Work instructions
Locate each line holding the string "JSON" and copy it.

Exercise data
___

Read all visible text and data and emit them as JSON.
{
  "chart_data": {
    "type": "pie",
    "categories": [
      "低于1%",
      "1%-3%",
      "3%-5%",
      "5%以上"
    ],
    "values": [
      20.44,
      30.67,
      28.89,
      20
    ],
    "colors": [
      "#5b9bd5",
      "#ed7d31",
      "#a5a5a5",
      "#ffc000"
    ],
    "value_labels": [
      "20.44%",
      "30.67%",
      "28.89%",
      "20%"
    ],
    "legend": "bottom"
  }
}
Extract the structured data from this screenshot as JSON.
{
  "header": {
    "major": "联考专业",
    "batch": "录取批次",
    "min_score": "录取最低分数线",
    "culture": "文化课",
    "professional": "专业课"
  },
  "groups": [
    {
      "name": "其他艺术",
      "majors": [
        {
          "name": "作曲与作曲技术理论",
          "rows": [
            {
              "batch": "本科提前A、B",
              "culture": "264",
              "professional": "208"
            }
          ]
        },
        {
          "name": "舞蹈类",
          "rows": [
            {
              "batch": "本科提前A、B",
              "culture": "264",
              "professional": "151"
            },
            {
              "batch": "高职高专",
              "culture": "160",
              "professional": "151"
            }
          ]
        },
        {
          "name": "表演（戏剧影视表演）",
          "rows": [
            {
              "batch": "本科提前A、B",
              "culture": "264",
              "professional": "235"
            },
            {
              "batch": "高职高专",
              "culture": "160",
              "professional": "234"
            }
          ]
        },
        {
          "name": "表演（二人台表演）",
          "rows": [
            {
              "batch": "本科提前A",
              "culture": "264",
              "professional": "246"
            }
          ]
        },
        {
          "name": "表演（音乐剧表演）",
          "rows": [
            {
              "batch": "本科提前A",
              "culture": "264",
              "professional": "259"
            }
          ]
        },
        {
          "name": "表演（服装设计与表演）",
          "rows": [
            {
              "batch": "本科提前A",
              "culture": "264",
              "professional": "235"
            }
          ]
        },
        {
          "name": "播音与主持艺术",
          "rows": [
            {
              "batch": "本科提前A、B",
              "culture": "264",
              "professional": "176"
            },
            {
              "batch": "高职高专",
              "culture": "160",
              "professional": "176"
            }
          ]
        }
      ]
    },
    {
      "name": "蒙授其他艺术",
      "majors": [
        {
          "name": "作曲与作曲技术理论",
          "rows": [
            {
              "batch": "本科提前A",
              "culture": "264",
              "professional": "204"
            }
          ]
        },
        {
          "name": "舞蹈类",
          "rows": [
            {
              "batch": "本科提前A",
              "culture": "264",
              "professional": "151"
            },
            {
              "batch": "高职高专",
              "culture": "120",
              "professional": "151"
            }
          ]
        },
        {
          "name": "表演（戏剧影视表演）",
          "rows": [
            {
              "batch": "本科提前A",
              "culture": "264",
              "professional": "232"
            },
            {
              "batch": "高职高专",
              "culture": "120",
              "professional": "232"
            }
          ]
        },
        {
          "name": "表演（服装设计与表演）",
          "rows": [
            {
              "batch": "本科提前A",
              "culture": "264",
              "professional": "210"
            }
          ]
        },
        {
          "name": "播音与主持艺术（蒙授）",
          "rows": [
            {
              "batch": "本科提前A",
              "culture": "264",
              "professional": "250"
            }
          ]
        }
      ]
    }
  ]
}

___

Answer in full
Read all visible text and data and emit them as JSON.
Extract the structured data from this screenshot as JSON.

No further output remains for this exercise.